====== Records shown
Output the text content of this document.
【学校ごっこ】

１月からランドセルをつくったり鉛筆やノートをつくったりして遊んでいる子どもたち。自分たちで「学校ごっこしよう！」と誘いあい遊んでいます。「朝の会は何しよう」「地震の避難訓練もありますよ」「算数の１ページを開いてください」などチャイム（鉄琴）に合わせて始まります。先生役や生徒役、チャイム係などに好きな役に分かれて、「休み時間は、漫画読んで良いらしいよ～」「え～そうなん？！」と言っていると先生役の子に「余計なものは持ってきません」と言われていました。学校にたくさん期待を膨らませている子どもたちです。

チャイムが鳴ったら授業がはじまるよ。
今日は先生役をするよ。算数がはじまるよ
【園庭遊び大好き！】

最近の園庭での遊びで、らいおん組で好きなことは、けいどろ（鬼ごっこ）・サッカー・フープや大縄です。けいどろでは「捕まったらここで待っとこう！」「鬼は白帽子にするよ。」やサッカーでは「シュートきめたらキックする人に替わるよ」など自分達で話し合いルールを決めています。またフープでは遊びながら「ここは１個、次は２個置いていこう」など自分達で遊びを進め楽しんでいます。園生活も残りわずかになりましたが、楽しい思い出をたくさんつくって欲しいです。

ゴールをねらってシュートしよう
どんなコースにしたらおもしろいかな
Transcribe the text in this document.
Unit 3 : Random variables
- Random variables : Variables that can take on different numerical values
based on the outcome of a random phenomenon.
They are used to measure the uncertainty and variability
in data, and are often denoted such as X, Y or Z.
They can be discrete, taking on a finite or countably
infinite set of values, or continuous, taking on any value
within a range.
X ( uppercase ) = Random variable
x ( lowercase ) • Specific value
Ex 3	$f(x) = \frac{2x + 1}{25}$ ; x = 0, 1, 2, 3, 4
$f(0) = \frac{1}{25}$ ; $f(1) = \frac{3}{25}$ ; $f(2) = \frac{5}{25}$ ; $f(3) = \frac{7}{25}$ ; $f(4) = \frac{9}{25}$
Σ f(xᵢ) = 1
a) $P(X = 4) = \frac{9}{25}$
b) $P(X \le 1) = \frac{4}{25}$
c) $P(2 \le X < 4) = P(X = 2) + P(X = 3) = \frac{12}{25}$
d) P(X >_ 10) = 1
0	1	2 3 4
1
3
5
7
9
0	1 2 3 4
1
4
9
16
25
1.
============
Problem requirements:
Retype the whole listing, matching it exactly.

Answer for this exercise:
Output the text content of this document.
【学校ごっこ】

１月からランドセルをつくったり鉛筆やノートをつくったりして遊んでいる子どもたち。自分たちで「学校ごっこしよう！」と誘いあい遊んでいます。「朝の会は何しよう」「地震の避難訓練もありますよ」「算数の１ページを開いてください」などチャイム（鉄琴）に合わせて始まります。先生役や生徒役、チャイム係などに好きな役に分かれて、「休み時間は、漫画読んで良いらしいよ～」「え～そうなん？！」と言っていると先生役の子に「余計なものは持ってきません」と言われていました。学校にたくさん期待を膨らませている子どもたちです。

チャイムが鳴ったら授業がはじまるよ。
今日は先生役をするよ。算数がはじまるよ
【園庭遊び大好き！】

最近の園庭での遊びで、らいおん組で好きなことは、けいどろ（鬼ごっこ）・サッカー・フープや大縄です。けいどろでは「捕まったらここで待っとこう！」「鬼は白帽子にするよ。」やサッカーでは「シュートきめたらキックする人に替わるよ」など自分達で話し合いルールを決めています。またフープでは遊びながら「ここは１個、次は２個置いていこう」など自分達で遊びを進め楽しんでいます。園生活も残りわずかになりましたが、楽しい思い出をたくさんつくって欲しいです。

ゴールをねらってシュートしよう
どんなコースにしたらおもしろいかな
Transcribe the text in this document.
Unit 3 : Random variables
- Random variables : Variables that can take on different numerical values
based on the outcome of a random phenomenon.
They are used to measure the uncertainty and variability
in data, and are often denoted such as X, Y or Z.
They can be discrete, taking on a finite or countably
infinite set of values, or continuous, taking on any value
within a range.
X ( uppercase ) = Random variable
x ( lowercase ) • Specific value
Ex 3	$f(x) = \frac{2x + 1}{25}$ ; x = 0, 1, 2, 3, 4
$f(0) = \frac{1}{25}$ ; $f(1) = \frac{3}{25}$ ; $f(2) = \frac{5}{25}$ ; $f(3) = \frac{7}{25}$ ; $f(4) = \frac{9}{25}$
Σ f(xᵢ) = 1
a) $P(X = 4) = \frac{9}{25}$
b) $P(X \le 1) = \frac{4}{25}$
c) $P(2 \le X < 4) = P(X = 2) + P(X = 3) = \frac{12}{25}$
d) P(X >_ 10) = 1
0	1	2 3 4
1
3
5
7
9
0	1 2 3 4
1
4
9
16
25
1.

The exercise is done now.